_What the task requires:_
The entries below need to be written out exactly, with no pictures included.
>> Start Material to process
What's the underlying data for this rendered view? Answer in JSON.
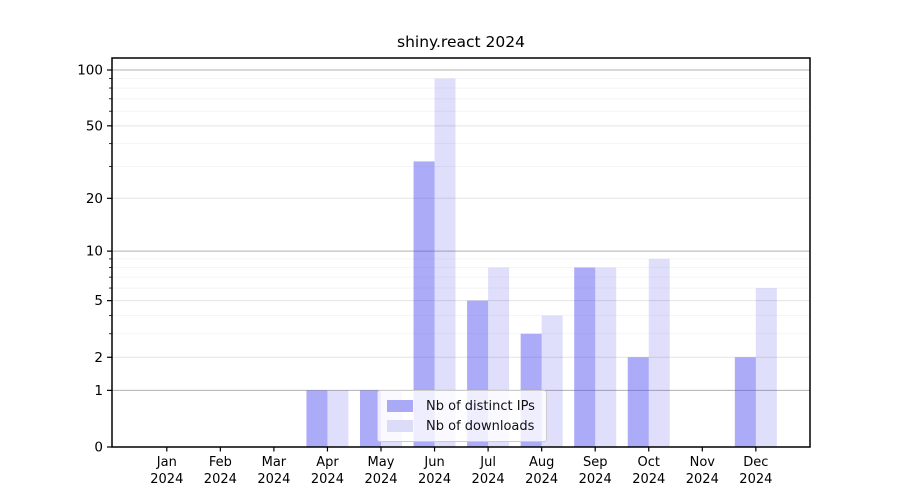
{
  "chart_data": {
    "type": "bar",
    "title": "shiny.react 2024",
    "categories": [
      "Jan",
      "Feb",
      "Mar",
      "Apr",
      "May",
      "Jun",
      "Jul",
      "Aug",
      "Sep",
      "Oct",
      "Nov",
      "Dec"
    ],
    "x_year_label": "2024",
    "series": [
      {
        "name": "Nb of distinct IPs",
        "color": "#a9a9f6",
        "fill_rgba": "rgba(72,72,240,0.46)",
        "values": [
          0,
          0,
          0,
          1,
          1,
          32,
          5,
          3,
          8,
          2,
          0,
          2
        ]
      },
      {
        "name": "Nb of downloads",
        "color": "#dcdcf9",
        "fill_rgba": "rgba(72,72,240,0.175)",
        "values": [
          0,
          0,
          0,
          1,
          1,
          90,
          8,
          4,
          8,
          9,
          0,
          6
        ]
      }
    ],
    "yscale": "log1p",
    "ylim": [
      0,
      116
    ],
    "yticks": [
      0,
      1,
      2,
      5,
      10,
      20,
      50,
      100
    ],
    "yticks_minor": [
      3,
      4,
      6,
      7,
      8,
      9,
      30,
      40,
      60,
      70,
      80,
      90
    ],
    "grid": true,
    "legend_position": "bottom-center",
    "style": {
      "background": "#ffffff",
      "spine_color": "#000000",
      "grid_decade_color": "#b0b0b0",
      "grid_major_color": "#e3e3e3",
      "grid_minor_color": "#f2f2f2",
      "tick_color": "#000000",
      "legend_border": "#cccccc"
    }
  }
}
>> End Material to process
_Completed exercise:_
What's the underlying data for this rendered view? Answer in JSON.
{
  "chart_data": {
    "type": "bar",
    "title": "shiny.react 2024",
    "categories": [
      "Jan",
      "Feb",
      "Mar",
      "Apr",
      "May",
      "Jun",
      "Jul",
      "Aug",
      "Sep",
      "Oct",
      "Nov",
      "Dec"
    ],
    "x_year_label": "2024",
    "series": [
      {
        "name": "Nb of distinct IPs",
        "color": "#a9a9f6",
        "fill_rgba": "rgba(72,72,240,0.46)",
        "values": [
          0,
          0,
          0,
          1,
          1,
          32,
          5,
          3,
          8,
          2,
          0,
          2
        ]
      },
      {
        "name": "Nb of downloads",
        "color": "#dcdcf9",
        "fill_rgba": "rgba(72,72,240,0.175)",
        "values": [
          0,
          0,
          0,
          1,
          1,
          90,
          8,
          4,
          8,
          9,
          0,
          6
        ]
      }
    ],
    "yscale": "log1p",
    "ylim": [
      0,
      116
    ],
    "yticks": [
      0,
      1,
      2,
      5,
      10,
      20,
      50,
      100
    ],
    "yticks_minor": [
      3,
      4,
      6,
      7,
      8,
      9,
      30,
      40,
      60,
      70,
      80,
      90
    ],
    "grid": true,
    "legend_position": "bottom-center",
    "style": {
      "background": "#ffffff",
      "spine_color": "#000000",
      "grid_decade_color": "#b0b0b0",
      "grid_major_color": "#e3e3e3",
      "grid_minor_color": "#f2f2f2",
      "tick_color": "#000000",
      "legend_border": "#cccccc"
    }
  }
}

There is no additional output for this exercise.